----- Dataset content
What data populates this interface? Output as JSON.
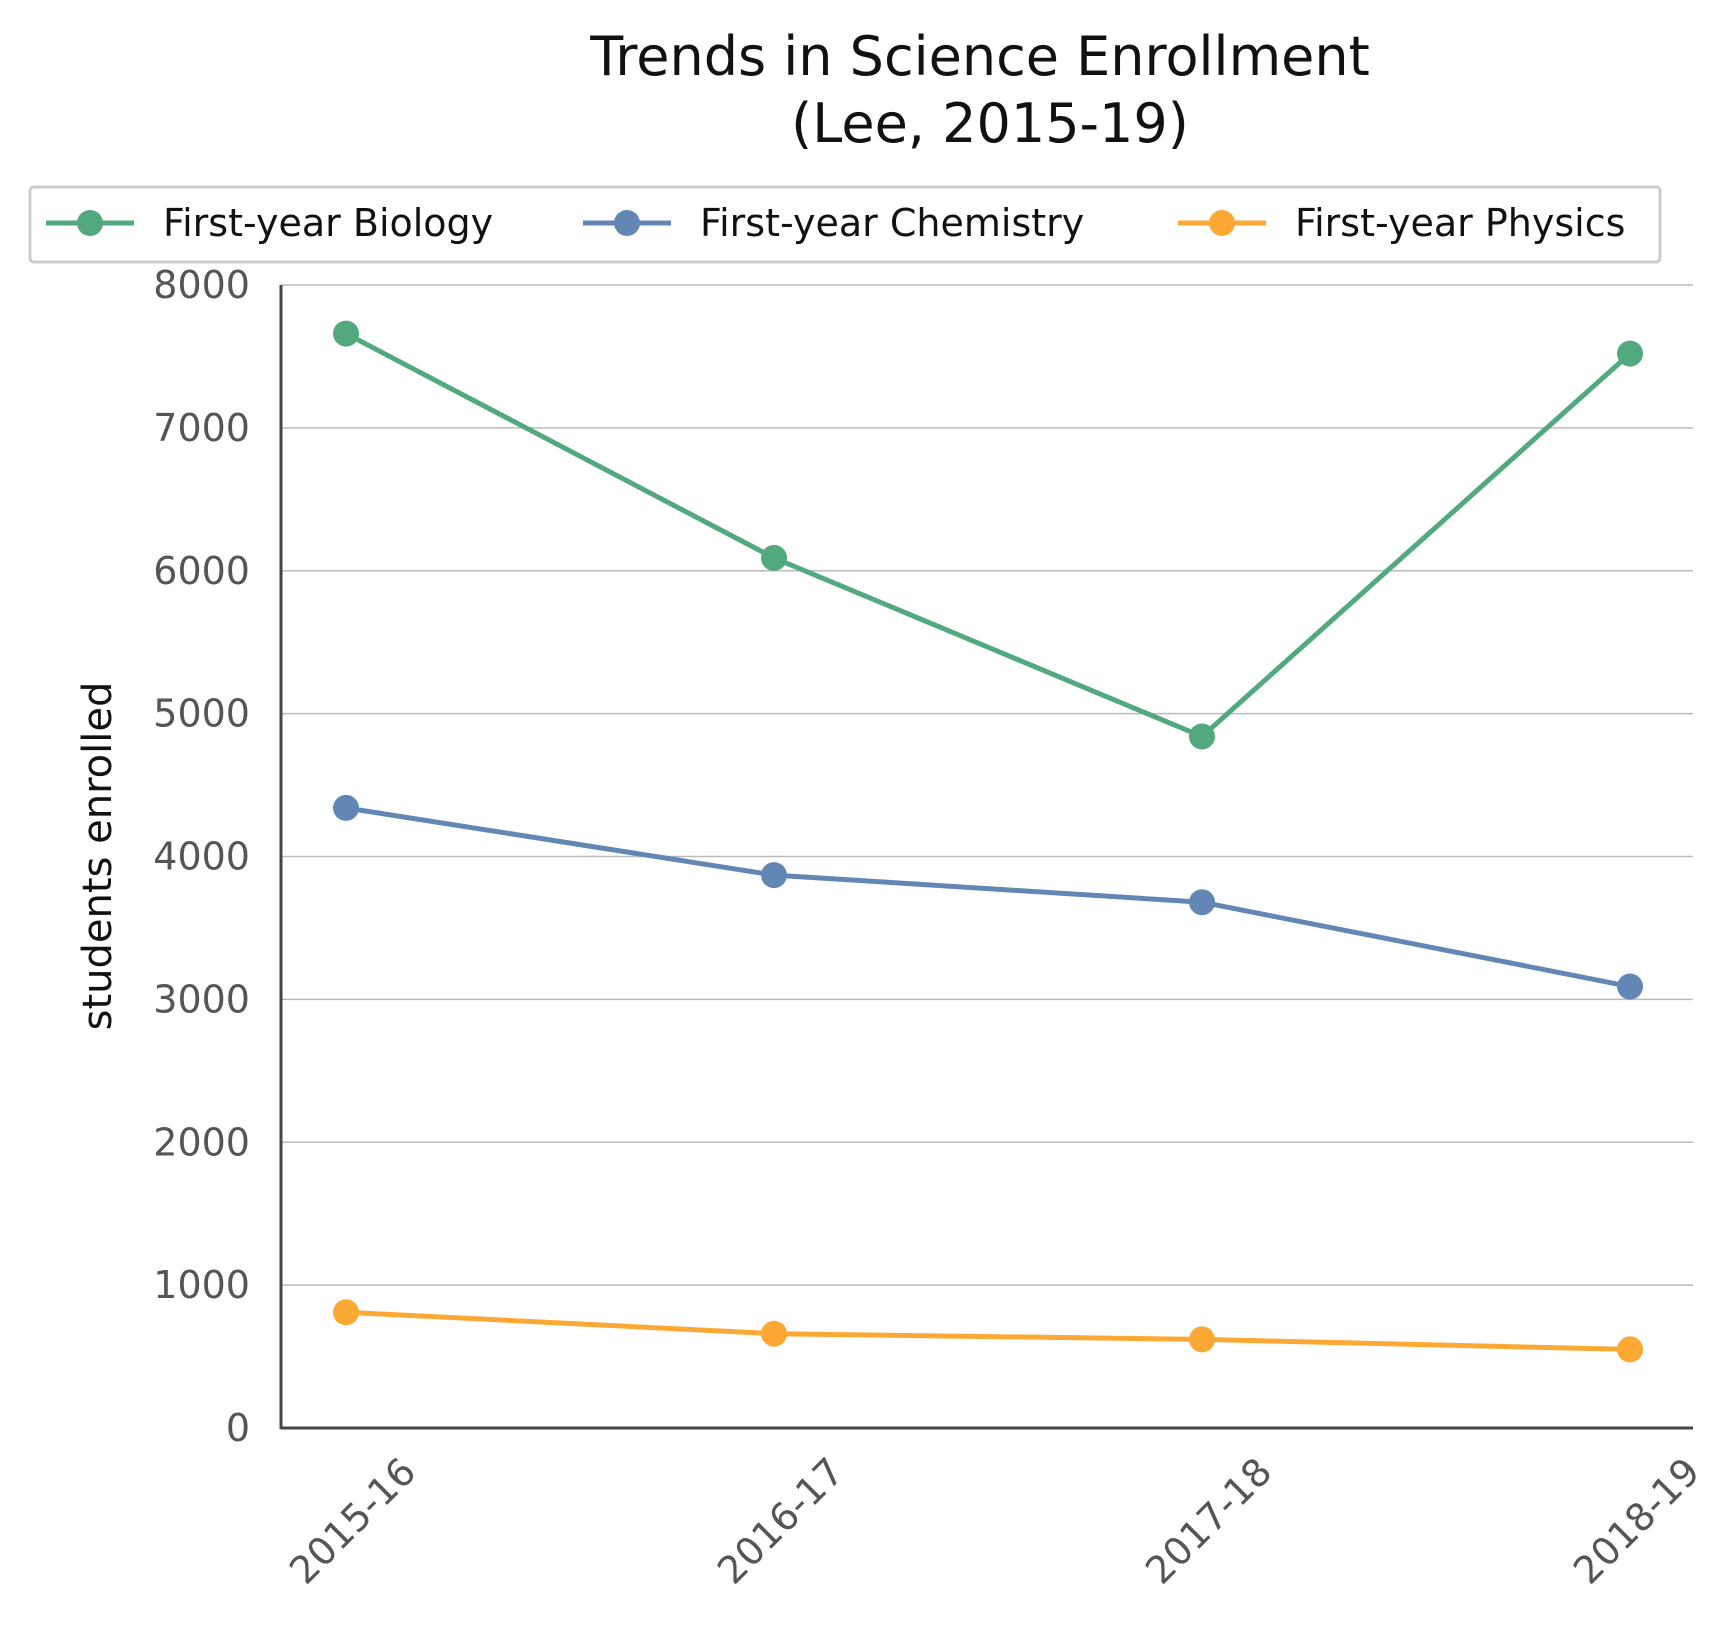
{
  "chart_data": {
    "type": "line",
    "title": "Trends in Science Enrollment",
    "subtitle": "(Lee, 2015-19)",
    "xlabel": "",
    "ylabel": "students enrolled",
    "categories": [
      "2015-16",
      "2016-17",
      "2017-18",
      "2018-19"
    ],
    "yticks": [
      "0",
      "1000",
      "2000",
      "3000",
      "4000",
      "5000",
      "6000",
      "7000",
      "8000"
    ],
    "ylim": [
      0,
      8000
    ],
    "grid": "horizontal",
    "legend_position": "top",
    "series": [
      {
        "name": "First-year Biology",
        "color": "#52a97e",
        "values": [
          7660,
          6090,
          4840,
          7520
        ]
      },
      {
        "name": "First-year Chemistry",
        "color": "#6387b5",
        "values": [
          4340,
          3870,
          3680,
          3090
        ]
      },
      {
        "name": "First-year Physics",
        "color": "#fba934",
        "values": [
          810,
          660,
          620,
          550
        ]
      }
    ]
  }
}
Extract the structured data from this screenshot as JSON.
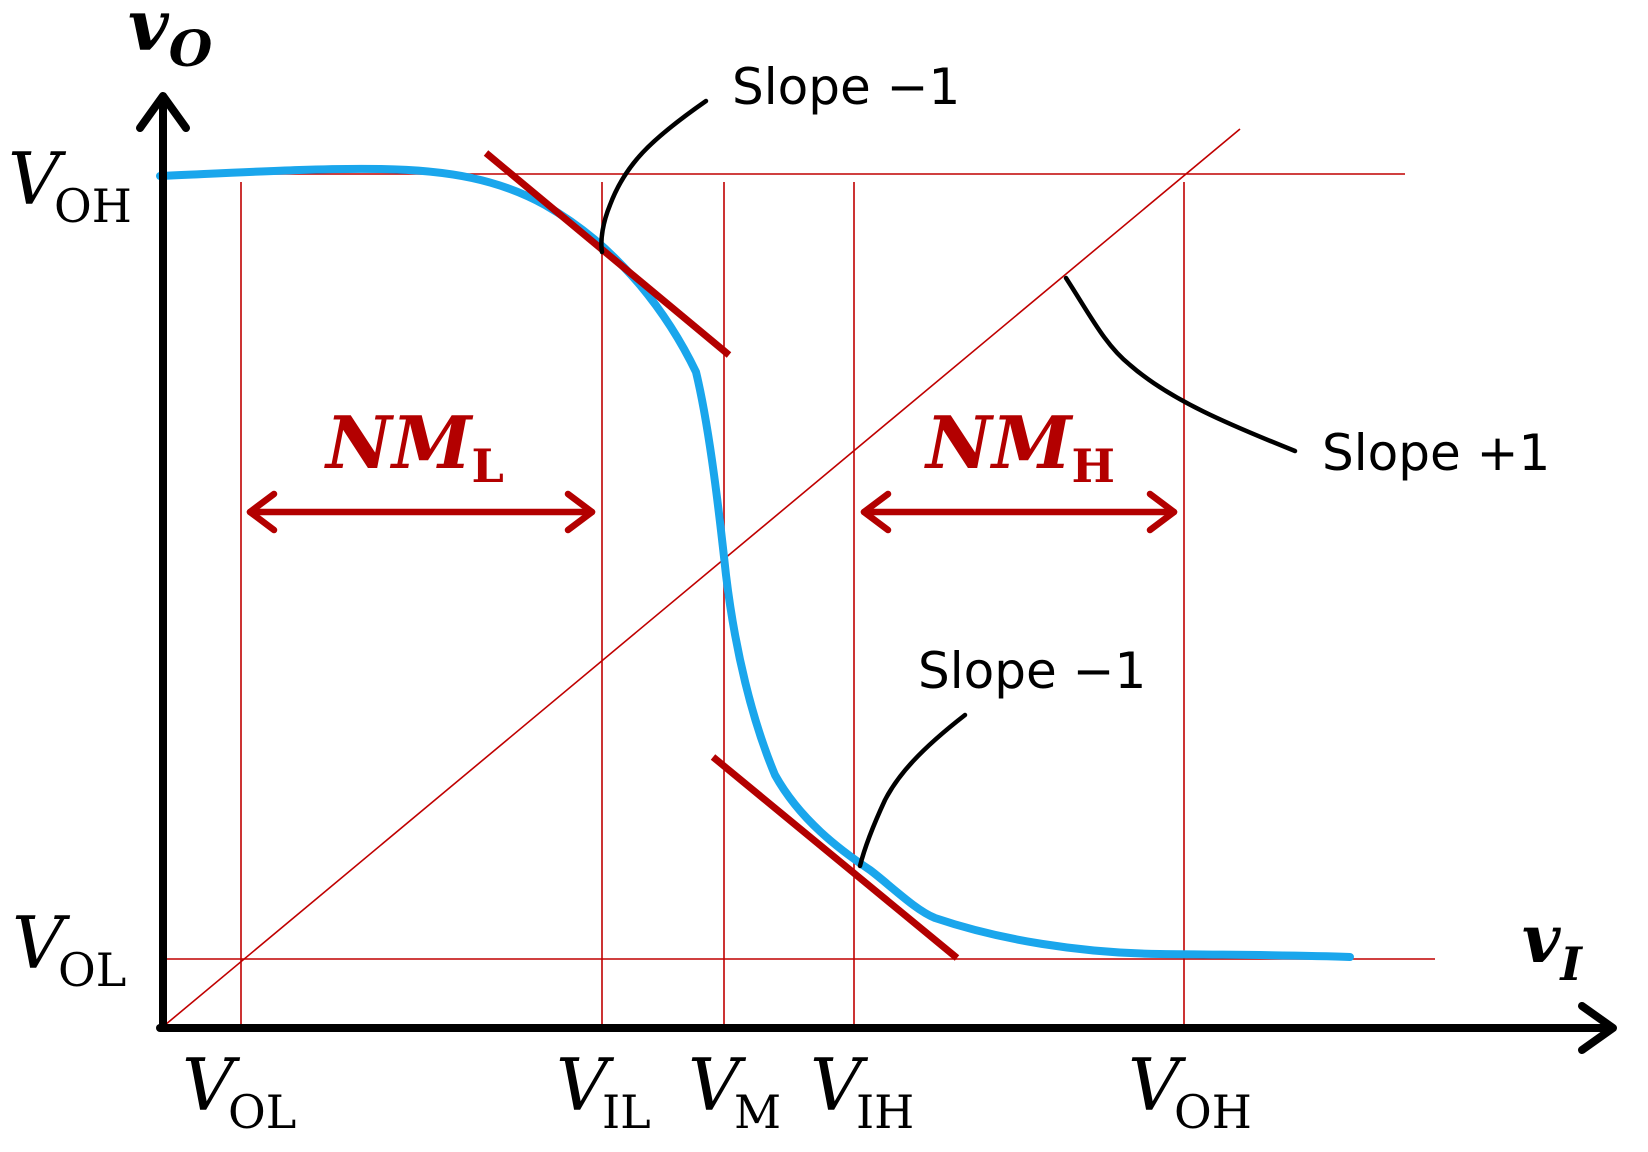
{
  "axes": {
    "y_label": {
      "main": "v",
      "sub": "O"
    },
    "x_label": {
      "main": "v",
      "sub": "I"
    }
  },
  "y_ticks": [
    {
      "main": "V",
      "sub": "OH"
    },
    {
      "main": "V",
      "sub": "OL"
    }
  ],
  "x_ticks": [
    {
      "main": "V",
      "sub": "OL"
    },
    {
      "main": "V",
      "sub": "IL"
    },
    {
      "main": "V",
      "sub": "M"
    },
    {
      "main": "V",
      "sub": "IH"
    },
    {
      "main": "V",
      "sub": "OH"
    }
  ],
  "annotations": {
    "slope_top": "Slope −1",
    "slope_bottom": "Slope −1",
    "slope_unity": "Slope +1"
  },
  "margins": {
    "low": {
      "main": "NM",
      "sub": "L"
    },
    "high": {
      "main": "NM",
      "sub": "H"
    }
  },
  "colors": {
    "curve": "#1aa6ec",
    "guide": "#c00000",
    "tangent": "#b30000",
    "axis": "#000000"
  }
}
----------
_Work required_
Only the number is wanted: how many lines in the entries above contain the word "this"?

_Written reply_
2